[DIRECTIVE]:
Copy out each line in the material below that has the word "đúng".

[Records]

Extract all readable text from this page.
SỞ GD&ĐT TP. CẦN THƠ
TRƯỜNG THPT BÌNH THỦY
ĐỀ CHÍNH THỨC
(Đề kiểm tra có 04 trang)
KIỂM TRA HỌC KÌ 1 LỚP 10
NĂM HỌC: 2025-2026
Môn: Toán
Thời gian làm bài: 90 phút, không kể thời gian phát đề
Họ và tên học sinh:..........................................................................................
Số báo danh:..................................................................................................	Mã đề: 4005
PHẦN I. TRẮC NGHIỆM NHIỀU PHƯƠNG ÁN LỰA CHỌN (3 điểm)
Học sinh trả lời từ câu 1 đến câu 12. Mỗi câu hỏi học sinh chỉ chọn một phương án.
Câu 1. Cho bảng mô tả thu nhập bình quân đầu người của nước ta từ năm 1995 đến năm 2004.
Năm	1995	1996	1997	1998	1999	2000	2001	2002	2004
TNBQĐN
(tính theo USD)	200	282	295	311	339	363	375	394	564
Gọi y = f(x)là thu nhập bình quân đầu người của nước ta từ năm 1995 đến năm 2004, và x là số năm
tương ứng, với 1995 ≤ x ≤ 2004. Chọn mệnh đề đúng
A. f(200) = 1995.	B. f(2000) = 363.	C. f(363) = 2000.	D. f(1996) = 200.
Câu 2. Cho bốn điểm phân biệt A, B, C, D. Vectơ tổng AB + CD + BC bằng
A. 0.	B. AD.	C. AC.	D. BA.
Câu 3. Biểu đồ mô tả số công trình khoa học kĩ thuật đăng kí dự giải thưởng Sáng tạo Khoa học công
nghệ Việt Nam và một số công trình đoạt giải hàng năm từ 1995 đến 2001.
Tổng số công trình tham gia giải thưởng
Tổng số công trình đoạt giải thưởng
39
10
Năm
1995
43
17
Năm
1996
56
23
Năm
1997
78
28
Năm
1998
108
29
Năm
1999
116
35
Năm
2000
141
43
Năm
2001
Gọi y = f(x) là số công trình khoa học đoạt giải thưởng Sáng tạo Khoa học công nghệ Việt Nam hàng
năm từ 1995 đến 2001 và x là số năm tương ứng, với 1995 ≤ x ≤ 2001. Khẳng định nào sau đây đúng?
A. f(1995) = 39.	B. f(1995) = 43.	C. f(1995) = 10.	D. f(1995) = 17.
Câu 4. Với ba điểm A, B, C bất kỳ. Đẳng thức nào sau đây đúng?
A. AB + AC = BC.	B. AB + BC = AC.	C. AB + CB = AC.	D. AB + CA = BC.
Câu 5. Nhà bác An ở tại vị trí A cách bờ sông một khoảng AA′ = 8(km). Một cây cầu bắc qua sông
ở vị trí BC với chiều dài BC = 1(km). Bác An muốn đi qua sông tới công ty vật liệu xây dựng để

[THE OUTPUT]:
tương ứng, với 1995 ≤ x ≤ 2004. Chọn mệnh đề đúng
năm từ 1995 đến 2001 và x là số năm tương ứng, với 1995 ≤ x ≤ 2001. Khẳng định nào sau đây đúng?
Câu 4. Với ba điểm A, B, C bất kỳ. Đẳng thức nào sau đây đúng?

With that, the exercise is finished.